start PAGE EXCERPT

Embracing Our Shadow & Finding the Light Within

By: Ford Peck, Certified iRest Teacher

Several years ago, I was receiving a guided healing dyad session from a friend. As with all expressions of iRest yoga nidra, the underlying principle was one of welcoming; seeing what was arising within me that wanted to be felt and encountered, and finding the capacity to truly welcome it as sensation in the body.

I was being drawn down into a part of my body that has long tended to hold physical and emotional tension. In this part of my body was a deep sense of hopelessness and futility. As I allowed myself to feel this, an image began to emerge: it was as if I was entering Mordor, a wasted, burnt, blackened land, a place of no redeeming quality or goodness, a place that felt, as I encountered it, extremely foolish to go.

end PAGE EXCERPT
start INFORMATION SUPPLIED

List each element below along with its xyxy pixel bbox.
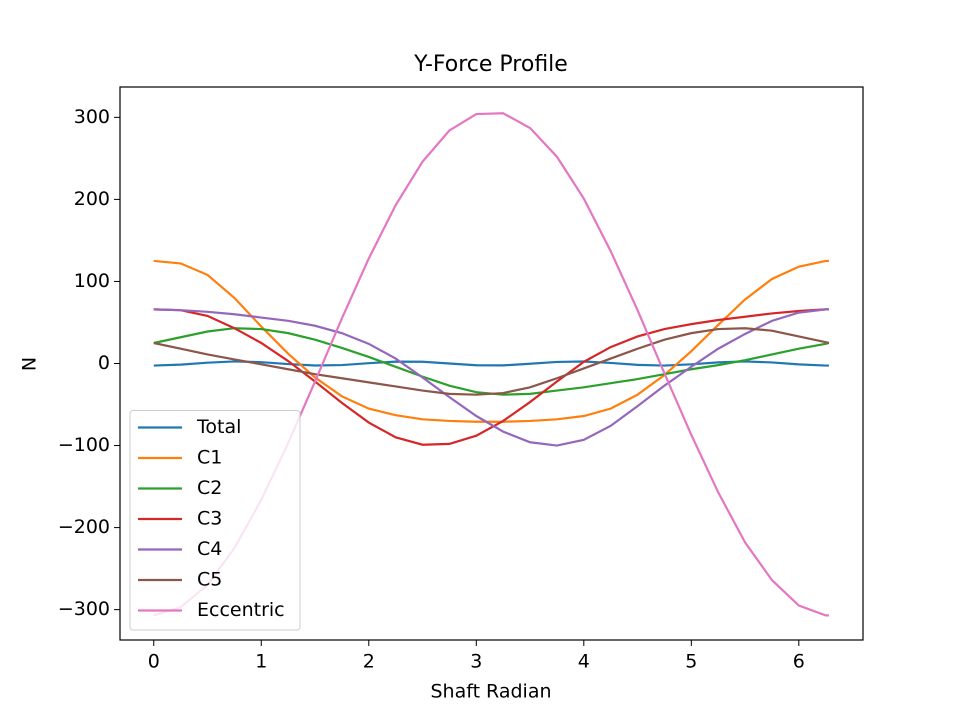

end INFORMATION SUPPLIED

WHAT NEEDS TO BE DONE: Reproduce the full passage on embracing our shadow, word for word, from its title through its final sentence.

THE SOLUTION:
Embracing Our Shadow & Finding the Light Within

By: Ford Peck, Certified iRest Teacher

Several years ago, I was receiving a guided healing dyad session from a friend. As with all expressions of iRest yoga nidra, the underlying principle was one of welcoming; seeing what was arising within me that wanted to be felt and encountered, and finding the capacity to truly welcome it as sensation in the body.

I was being drawn down into a part of my body that has long tended to hold physical and emotional tension. In this part of my body was a deep sense of hopelessness and futility. As I allowed myself to feel this, an image began to emerge: it was as if I was entering Mordor, a wasted, burnt, blackened land, a place of no redeeming quality or goodness, a place that felt, as I encountered it, extremely foolish to go.